- _RECORDS_
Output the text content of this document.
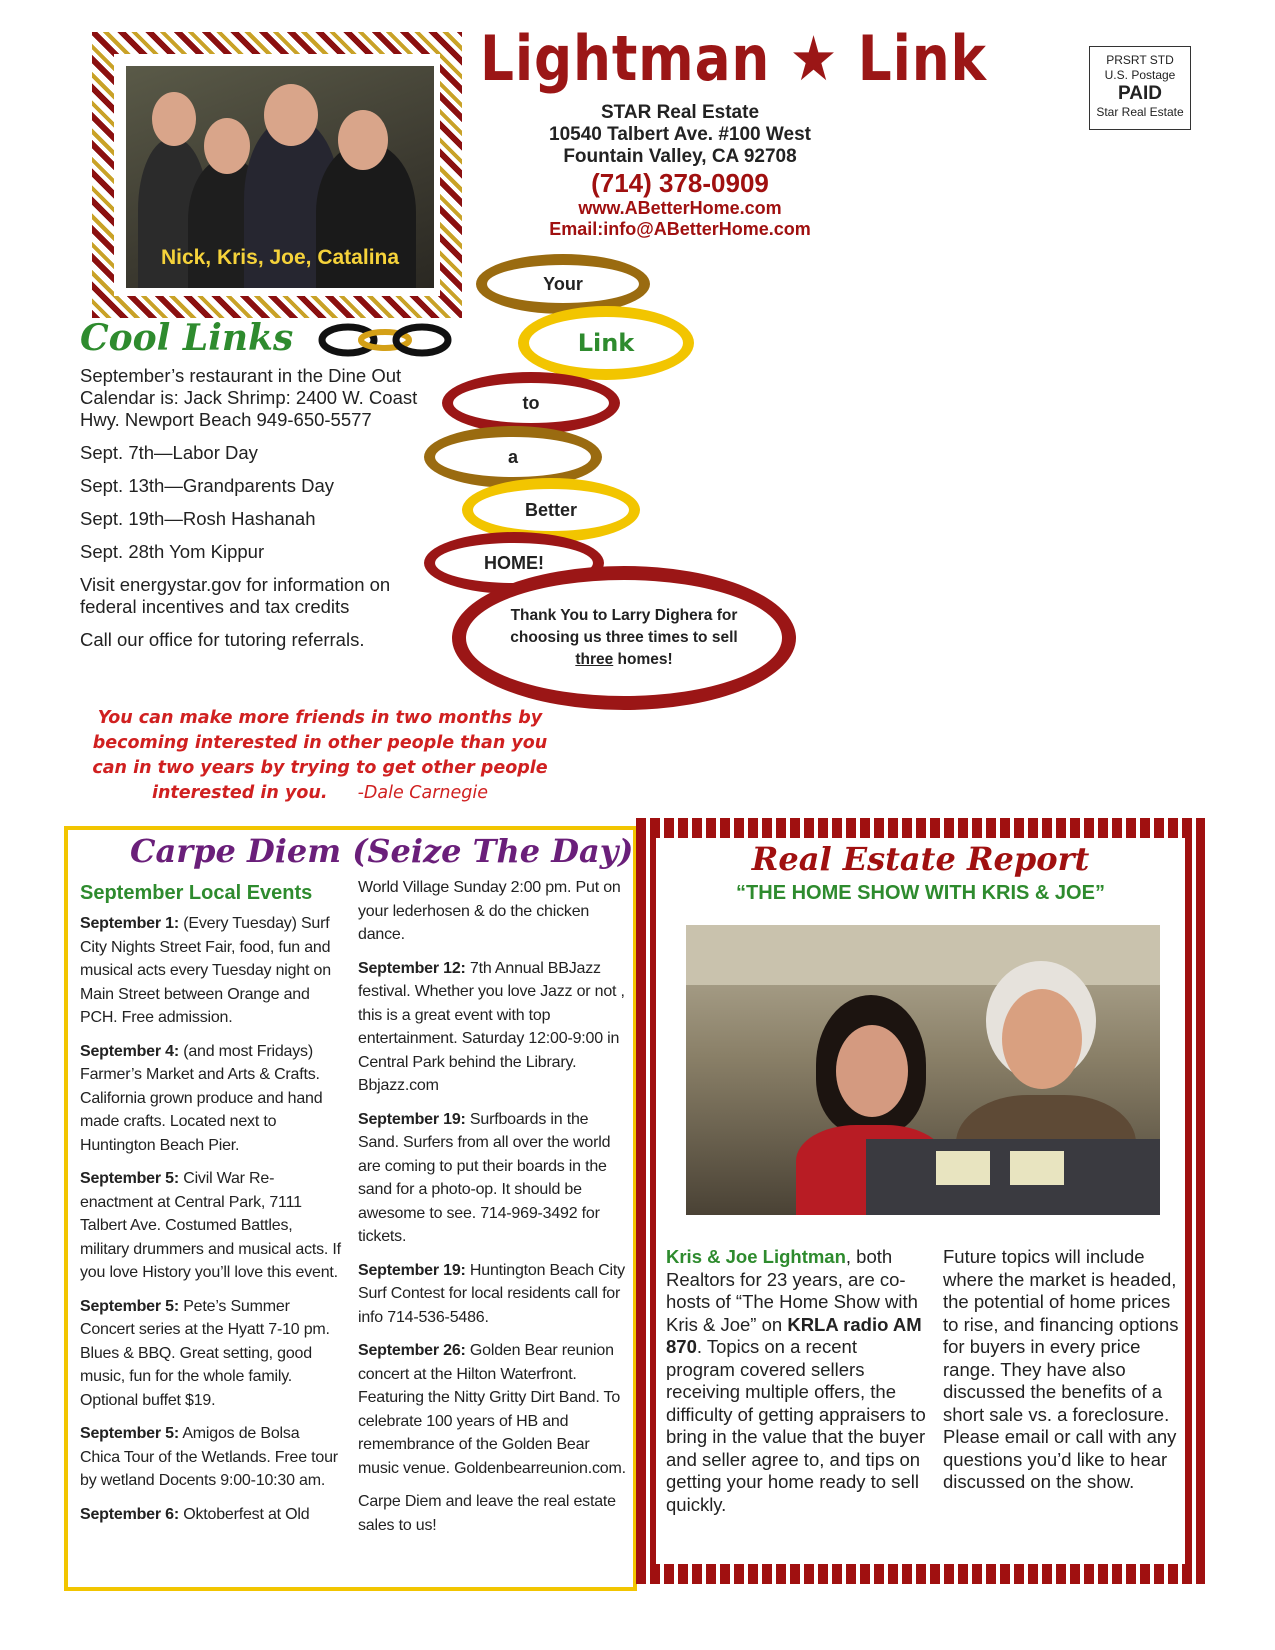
Nick, Kris, Joe, Catalina
Lightman ★ Link
STAR Real Estate
10540 Talbert Ave. #100 West
Fountain Valley, CA 92708
(714) 378-0909
www.ABetterHome.com
Email:info@ABetterHome.com
PRSRT STD
U.S. Postage
PAID
Star Real Estate
Cool Links

September’s restaurant in the Dine Out Calendar is: Jack Shrimp: 2400 W. Coast Hwy. Newport Beach 949-650-5577

Sept. 7th—Labor Day

Sept. 13th—Grandparents Day

Sept. 19th—Rosh Hashanah

Sept. 28th Yom Kippur

Visit energystar.gov for information on federal incentives and tax credits

Call our office for tutoring referrals.

Your
Link
to
a
Better
HOME!
Thank You to Larry Dighera for choosing us three times to sell three homes!
You can make more friends in two months by becoming interested in other people than you can in two years by trying to get other people interested in you. -Dale Carnegie
Carpe Diem (Seize The Day)
September Local Events

September 1: (Every Tuesday) Surf City Nights Street Fair, food, fun and musical acts every Tuesday night on Main Street between Orange and PCH. Free admission.

September 4: (and most Fridays) Farmer’s Market and Arts & Crafts. California grown produce and hand made crafts. Located next to Huntington Beach Pier.

September 5: Civil War Re-enactment at Central Park, 7111 Talbert Ave. Costumed Battles, military drummers and musical acts. If you love History you’ll love this event.

September 5: Pete’s Summer Concert series at the Hyatt 7-10 pm. Blues & BBQ. Great setting, good music, fun for the whole family. Optional buffet $19.

September 5: Amigos de Bolsa Chica Tour of the Wetlands. Free tour by wetland Docents 9:00-10:30 am.

September 6: Oktoberfest at Old

World Village Sunday 2:00 pm. Put on your lederhosen & do the chicken dance.

September 12: 7th Annual BBJazz festival. Whether you love Jazz or not , this is a great event with top entertainment. Saturday 12:00-9:00 in Central Park behind the Library. Bbjazz.com

September 19: Surfboards in the Sand. Surfers from all over the world are coming to put their boards in the sand for a photo-op. It should be awesome to see. 714-969-3492 for tickets.

September 19: Huntington Beach City Surf Contest for local residents call for info 714-536-5486.

September 26: Golden Bear reunion concert at the Hilton Waterfront. Featuring the Nitty Gritty Dirt Band. To celebrate 100 years of HB and remembrance of the Golden Bear music venue. Goldenbearreunion.com.

Carpe Diem and leave the real estate sales to us!

Real Estate Report
“THE HOME SHOW WITH KRIS & JOE”
Kris & Joe Lightman, both Realtors for 23 years, are co-hosts of “The Home Show with Kris & Joe” on KRLA radio AM 870. Topics on a recent program covered sellers receiving multiple offers, the difficulty of getting appraisers to bring in the value that the buyer and seller agree to, and tips on getting your home ready to sell quickly.
Future topics will include where the market is headed, the potential of home prices to rise, and financing options for buyers in every price range. They have also discussed the benefits of a short sale vs. a foreclosure. Please email or call with any questions you’d like to hear discussed on the show.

- _GIVEN REQUEST_
Locate the word "Carpe" in the records above, and return each line that has it.

- _EXERCISE RESULT_
Carpe Diem (Seize The Day)
Carpe Diem and leave the real estate sales to us!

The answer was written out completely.